- **Set task**
Update the lines from the line with "table-cell: Karen Bern (183, 753, 244, 767)" to the line with "column-header[interactable]: Order Date" by replacing "table-row" with "data-row", and leave everything else as it is.

- **Task data**
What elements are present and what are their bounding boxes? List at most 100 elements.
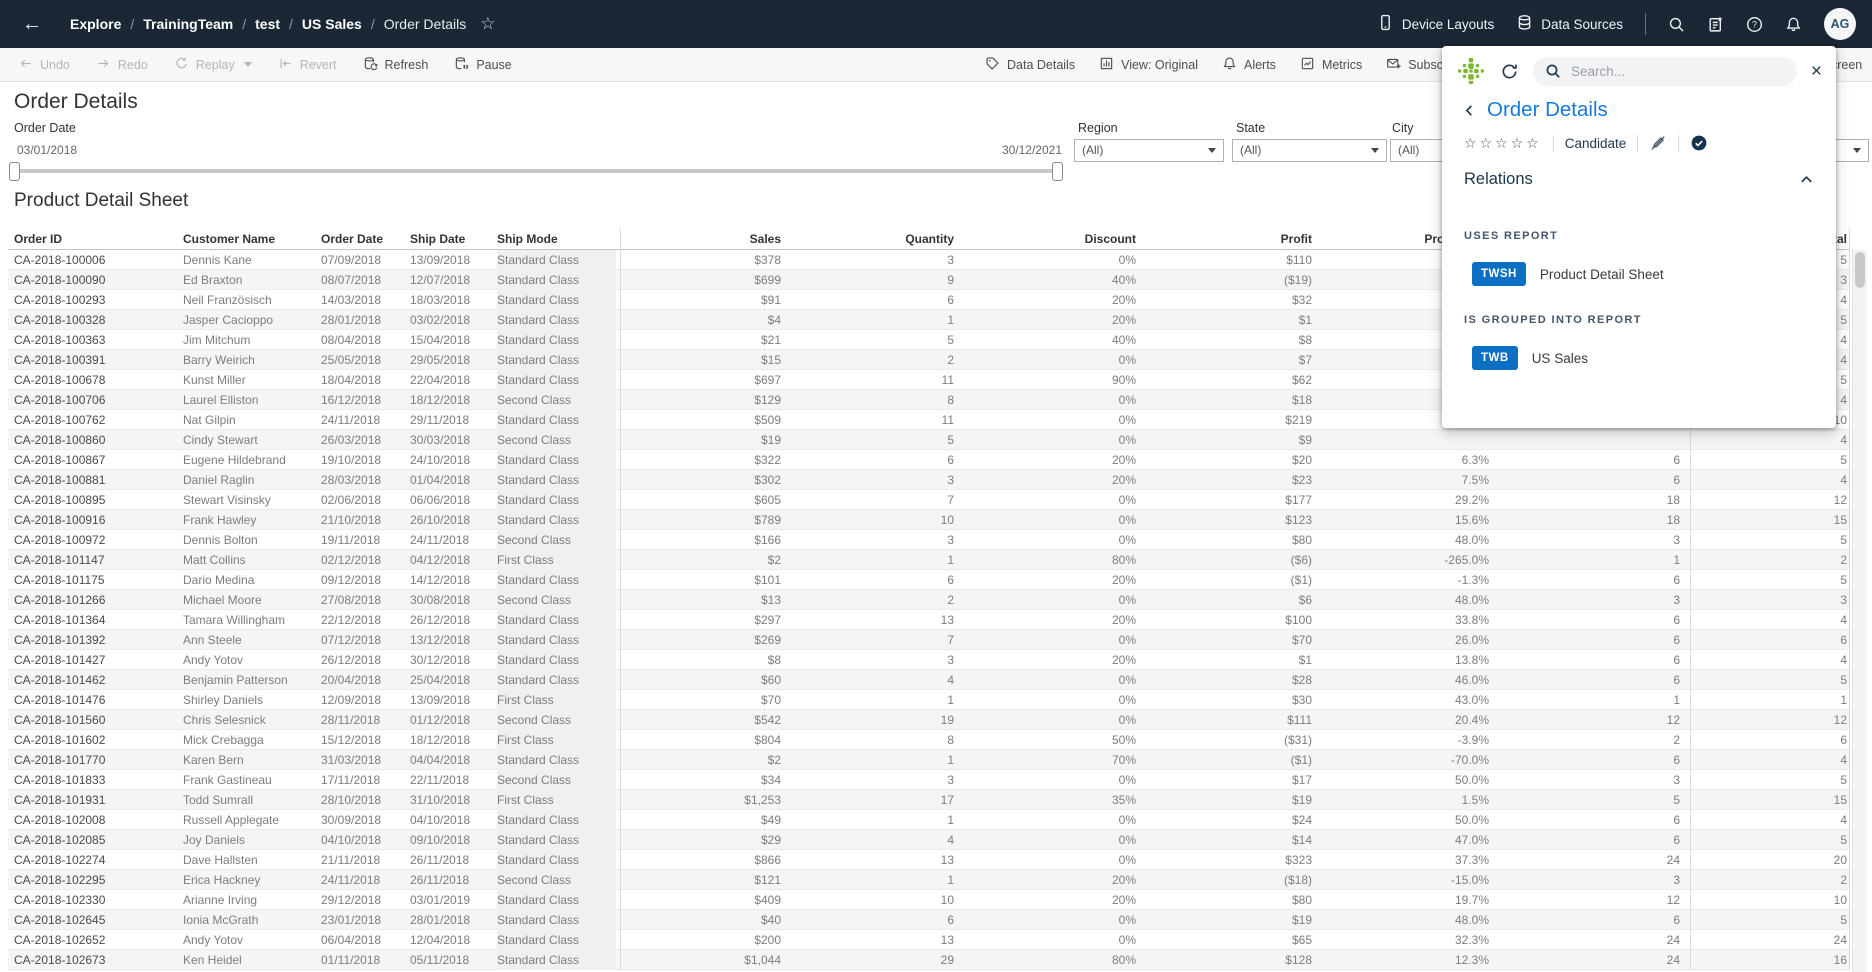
table-cell: Karen Bern (183, 753, 244, 767)
breadcrumb-item[interactable]: TrainingTeam (143, 16, 234, 32)
table-row[interactable]: CA-2018-101175 Dario Medina 09/12/2018 14/1… (8, 570, 1849, 590)
table-row[interactable]: CA-2018-100293 Neil Französisch 14/03/2018… (8, 290, 1849, 310)
table-cell: 3 (947, 533, 954, 547)
revert-button[interactable]: Revert (278, 56, 337, 74)
rating-stars[interactable]: ☆☆☆☆☆ (1464, 134, 1542, 151)
table-row[interactable]: CA-2018-102295 Erica Hackney 24/11/2018 26/… (8, 870, 1849, 890)
column-header[interactable]: Ship Date (410, 232, 466, 246)
replay-button[interactable]: Replay (174, 56, 252, 74)
table-row[interactable]: CA-2018-101560 Chris Selesnick 28/11/2018 0… (8, 710, 1849, 730)
search-icon[interactable] (1668, 16, 1685, 33)
table-row[interactable]: CA-2018-102085 Joy Daniels 04/10/2018 09/10… (8, 830, 1849, 850)
table-row[interactable]: CA-2018-102652 Andy Yotov 06/04/2018 12/04/… (8, 930, 1849, 950)
alerts-button[interactable]: Alerts (1222, 56, 1276, 74)
column-header[interactable]: Order Date (321, 232, 384, 246)
scrollbar-thumb[interactable] (1855, 252, 1865, 288)
breadcrumb-item[interactable]: Order Details (383, 16, 467, 32)
column-header[interactable]: Sales (749, 232, 781, 246)
table-row[interactable]: CA-2018-101770 Karen Bern 31/03/2018 04/04/… (8, 750, 1849, 770)
date-slider-left-handle[interactable] (9, 162, 20, 181)
relation-item[interactable]: TWB US Sales (1472, 346, 1588, 370)
table-row[interactable]: CA-2018-101833 Frank Gastineau 17/11/2018 2… (8, 770, 1849, 790)
table-cell: ($1) (1290, 753, 1312, 767)
table-cell: Standard Class (497, 370, 616, 390)
table-row[interactable]: CA-2018-101602 Mick Crebagga 15/12/2018 18/… (8, 730, 1849, 750)
table-row[interactable]: CA-2018-100972 Dennis Bolton 19/11/2018 24/… (8, 530, 1849, 550)
chevron-down-icon[interactable] (243, 62, 252, 67)
asset-name[interactable]: US Sales (1531, 350, 1588, 366)
back-arrow-icon[interactable]: ← (22, 12, 42, 35)
table-cell: 3 (947, 773, 954, 787)
date-range-slider[interactable] (14, 169, 1060, 173)
panel-search-input[interactable]: Search... (1533, 56, 1797, 86)
table-row[interactable]: CA-2018-100895 Stewart Visinsky 02/06/2018… (8, 490, 1849, 510)
column-header[interactable]: Discount (1084, 232, 1136, 246)
data-details-button[interactable]: Data Details (985, 56, 1075, 74)
table-row[interactable]: CA-2018-102008 Russell Applegate 30/09/201… (8, 810, 1849, 830)
table-row[interactable]: CA-2018-101392 Ann Steele 07/12/2018 13/12/… (8, 630, 1849, 650)
table-cell: $789 (754, 513, 781, 527)
table-row[interactable]: CA-2018-101931 Todd Sumrall 28/10/2018 31/1… (8, 790, 1849, 810)
table-row[interactable]: CA-2018-101147 Matt Collins 02/12/2018 04/1… (8, 550, 1849, 570)
breadcrumb-item[interactable]: test (255, 16, 281, 32)
table-cell: 0% (1118, 633, 1136, 647)
vertical-scrollbar[interactable] (1852, 250, 1867, 972)
table-row[interactable]: CA-2018-100762 Nat Gilpin 24/11/2018 29/11/… (8, 410, 1849, 430)
favorite-star-icon[interactable]: ☆ (480, 14, 496, 33)
help-icon[interactable]: ? (1746, 16, 1763, 33)
certified-icon[interactable] (1690, 134, 1708, 152)
view-original-button[interactable]: View: Original (1099, 56, 1198, 74)
redo-button[interactable]: Redo (96, 56, 148, 74)
chevron-up-icon[interactable] (1799, 172, 1814, 187)
table-row[interactable]: CA-2018-100916 Frank Hawley 21/10/2018 26/1… (8, 510, 1849, 530)
nav-item-device-layouts[interactable]: Device Layouts (1377, 14, 1494, 34)
table-row[interactable]: CA-2018-100860 Cindy Stewart 26/03/2018 30/… (8, 430, 1849, 450)
notifications-icon[interactable] (1785, 16, 1802, 33)
column-header[interactable]: Quantity (905, 232, 954, 246)
table-row[interactable]: CA-2018-100881 Daniel Raglin 28/03/2018 01/… (8, 470, 1849, 490)
avatar[interactable]: AG (1824, 8, 1856, 40)
sheets-icon[interactable] (1707, 16, 1724, 33)
panel-title[interactable]: Order Details (1487, 98, 1608, 121)
table-row[interactable]: CA-2018-100328 Jasper Cacioppo 28/01/2018 0… (8, 310, 1849, 330)
filter-dropdown-state[interactable]: (All) (1232, 139, 1387, 162)
metrics-button[interactable]: Metrics (1300, 56, 1362, 74)
table-row[interactable]: CA-2018-101462 Benjamin Patterson 20/04/20… (8, 670, 1849, 690)
breadcrumb-item[interactable]: US Sales (301, 16, 362, 32)
close-icon[interactable]: × (1810, 60, 1822, 82)
table-row[interactable]: CA-2018-101427 Andy Yotov 26/12/2018 30/12/… (8, 650, 1849, 670)
filter-dropdown-region[interactable]: (All) (1074, 139, 1224, 162)
breadcrumb-item[interactable]: Explore (70, 16, 122, 32)
chevron-left-icon[interactable] (1462, 103, 1477, 118)
date-slider-right-handle[interactable] (1052, 162, 1063, 181)
table-row[interactable]: CA-2018-102673 Ken Heidel 01/11/2018 05/11/… (8, 950, 1849, 970)
table-cell: $121 (754, 873, 781, 887)
table-row[interactable]: CA-2018-100867 Eugene Hildebrand 19/10/201… (8, 450, 1849, 470)
table-row[interactable]: CA-2018-100363 Jim Mitchum 08/04/2018 15/04… (8, 330, 1849, 350)
table-row[interactable]: CA-2018-102330 Arianne Irving 29/12/2018 03… (8, 890, 1849, 910)
undo-button[interactable]: Undo (18, 56, 70, 74)
panel-refresh-icon[interactable] (1500, 62, 1519, 81)
pause-button[interactable]: Pause (454, 56, 512, 74)
table-row[interactable]: CA-2018-100706 Laurel Elliston 16/12/2018 1… (8, 390, 1849, 410)
table-row[interactable]: CA-2018-100391 Barry Weirich 25/05/2018 29/… (8, 350, 1849, 370)
table-row[interactable]: CA-2018-100090 Ed Braxton 08/07/2018 12/07/… (8, 270, 1849, 290)
table-cell: $9 (1298, 433, 1312, 447)
column-header[interactable]: Profit (1280, 232, 1312, 246)
table-row[interactable]: CA-2018-102274 Dave Hallsten 21/11/2018 26/… (8, 850, 1849, 870)
table-row[interactable]: CA-2018-100006 Dennis Kane 07/09/2018 13/09… (8, 250, 1849, 270)
table-row[interactable]: CA-2018-101476 Shirley Daniels 12/09/2018 1… (8, 690, 1849, 710)
refresh-button[interactable]: Refresh (363, 56, 428, 74)
column-header[interactable]: Order ID (14, 232, 63, 246)
table-cell: $65 (1291, 933, 1312, 947)
table-row[interactable]: CA-2018-101364 Tamara Willingham 22/12/201… (8, 610, 1849, 630)
nav-item-data-sources[interactable]: Data Sources (1516, 14, 1623, 34)
table-row[interactable]: CA-2018-100678 Kunst Miller 18/04/2018 22/0… (8, 370, 1849, 390)
table-row[interactable]: CA-2018-102645 Ionia McGrath 23/01/2018 28/… (8, 910, 1849, 930)
no-edit-icon[interactable] (1649, 134, 1667, 152)
column-header[interactable]: Ship Mode (497, 232, 558, 246)
column-header[interactable]: Customer Name (183, 232, 276, 246)
table-row[interactable]: CA-2018-101266 Michael Moore 27/08/2018 30/… (8, 590, 1849, 610)
relation-item[interactable]: TWSH Product Detail Sheet (1472, 262, 1664, 286)
asset-name[interactable]: Product Detail Sheet (1539, 266, 1664, 282)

- **The output**
table-cell: Karen Bern (183, 753, 244, 767)
breadcrumb-item[interactable]: TrainingTeam (143, 16, 234, 32)
data-row[interactable]: CA-2018-101175 Dario Medina 09/12/2018 14/1… (8, 570, 1849, 590)
data-row[interactable]: CA-2018-100293 Neil Französisch 14/03/2018… (8, 290, 1849, 310)
table-cell: 3 (947, 533, 954, 547)
revert-button[interactable]: Revert (278, 56, 337, 74)
rating-stars[interactable]: ☆☆☆☆☆ (1464, 134, 1542, 151)
data-row[interactable]: CA-2018-102295 Erica Hackney 24/11/2018 26/… (8, 870, 1849, 890)
column-header[interactable]: Ship Date (410, 232, 466, 246)
replay-button[interactable]: Replay (174, 56, 252, 74)
data-row[interactable]: CA-2018-101560 Chris Selesnick 28/11/2018 0… (8, 710, 1849, 730)
search-icon[interactable] (1668, 16, 1685, 33)
data-row[interactable]: CA-2018-102085 Joy Daniels 04/10/2018 09/10… (8, 830, 1849, 850)
data-row[interactable]: CA-2018-102652 Andy Yotov 06/04/2018 12/04/… (8, 930, 1849, 950)
alerts-button[interactable]: Alerts (1222, 56, 1276, 74)
column-header[interactable]: Order Date (321, 232, 384, 246)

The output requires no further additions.